START SUPPLIED MATERIAL
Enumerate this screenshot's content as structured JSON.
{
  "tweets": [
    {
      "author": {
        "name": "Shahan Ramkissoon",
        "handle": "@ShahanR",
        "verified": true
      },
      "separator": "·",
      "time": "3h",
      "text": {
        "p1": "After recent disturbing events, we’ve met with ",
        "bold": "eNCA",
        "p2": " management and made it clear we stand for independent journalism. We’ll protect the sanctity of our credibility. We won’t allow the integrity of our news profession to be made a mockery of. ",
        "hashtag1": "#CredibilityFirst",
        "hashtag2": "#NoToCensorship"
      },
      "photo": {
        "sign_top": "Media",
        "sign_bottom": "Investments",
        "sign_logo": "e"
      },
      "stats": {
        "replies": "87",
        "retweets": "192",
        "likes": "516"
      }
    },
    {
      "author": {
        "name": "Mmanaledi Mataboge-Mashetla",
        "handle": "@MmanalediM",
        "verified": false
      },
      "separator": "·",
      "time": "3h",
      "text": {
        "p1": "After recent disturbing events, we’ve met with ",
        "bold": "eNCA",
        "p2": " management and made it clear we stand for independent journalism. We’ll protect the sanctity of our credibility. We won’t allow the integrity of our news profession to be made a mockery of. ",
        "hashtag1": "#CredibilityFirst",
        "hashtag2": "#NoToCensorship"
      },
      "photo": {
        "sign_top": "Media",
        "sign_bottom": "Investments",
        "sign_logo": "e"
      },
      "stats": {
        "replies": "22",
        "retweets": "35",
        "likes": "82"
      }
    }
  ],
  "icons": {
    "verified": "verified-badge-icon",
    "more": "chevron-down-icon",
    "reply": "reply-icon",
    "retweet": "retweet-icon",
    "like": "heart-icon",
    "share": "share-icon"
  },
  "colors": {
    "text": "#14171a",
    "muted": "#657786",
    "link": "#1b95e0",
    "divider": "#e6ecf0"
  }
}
END SUPPLIED MATERIAL
AIM OF THE TASK: Reproduce all of the records exactly.

RESPONSE TO THE EXERCISE:
Enumerate this screenshot's content as structured JSON.
{
  "tweets": [
    {
      "author": {
        "name": "Shahan Ramkissoon",
        "handle": "@ShahanR",
        "verified": true
      },
      "separator": "·",
      "time": "3h",
      "text": {
        "p1": "After recent disturbing events, we’ve met with ",
        "bold": "eNCA",
        "p2": " management and made it clear we stand for independent journalism. We’ll protect the sanctity of our credibility. We won’t allow the integrity of our news profession to be made a mockery of. ",
        "hashtag1": "#CredibilityFirst",
        "hashtag2": "#NoToCensorship"
      },
      "photo": {
        "sign_top": "Media",
        "sign_bottom": "Investments",
        "sign_logo": "e"
      },
      "stats": {
        "replies": "87",
        "retweets": "192",
        "likes": "516"
      }
    },
    {
      "author": {
        "name": "Mmanaledi Mataboge-Mashetla",
        "handle": "@MmanalediM",
        "verified": false
      },
      "separator": "·",
      "time": "3h",
      "text": {
        "p1": "After recent disturbing events, we’ve met with ",
        "bold": "eNCA",
        "p2": " management and made it clear we stand for independent journalism. We’ll protect the sanctity of our credibility. We won’t allow the integrity of our news profession to be made a mockery of. ",
        "hashtag1": "#CredibilityFirst",
        "hashtag2": "#NoToCensorship"
      },
      "photo": {
        "sign_top": "Media",
        "sign_bottom": "Investments",
        "sign_logo": "e"
      },
      "stats": {
        "replies": "22",
        "retweets": "35",
        "likes": "82"
      }
    }
  ],
  "icons": {
    "verified": "verified-badge-icon",
    "more": "chevron-down-icon",
    "reply": "reply-icon",
    "retweet": "retweet-icon",
    "like": "heart-icon",
    "share": "share-icon"
  },
  "colors": {
    "text": "#14171a",
    "muted": "#657786",
    "link": "#1b95e0",
    "divider": "#e6ecf0"
  }
}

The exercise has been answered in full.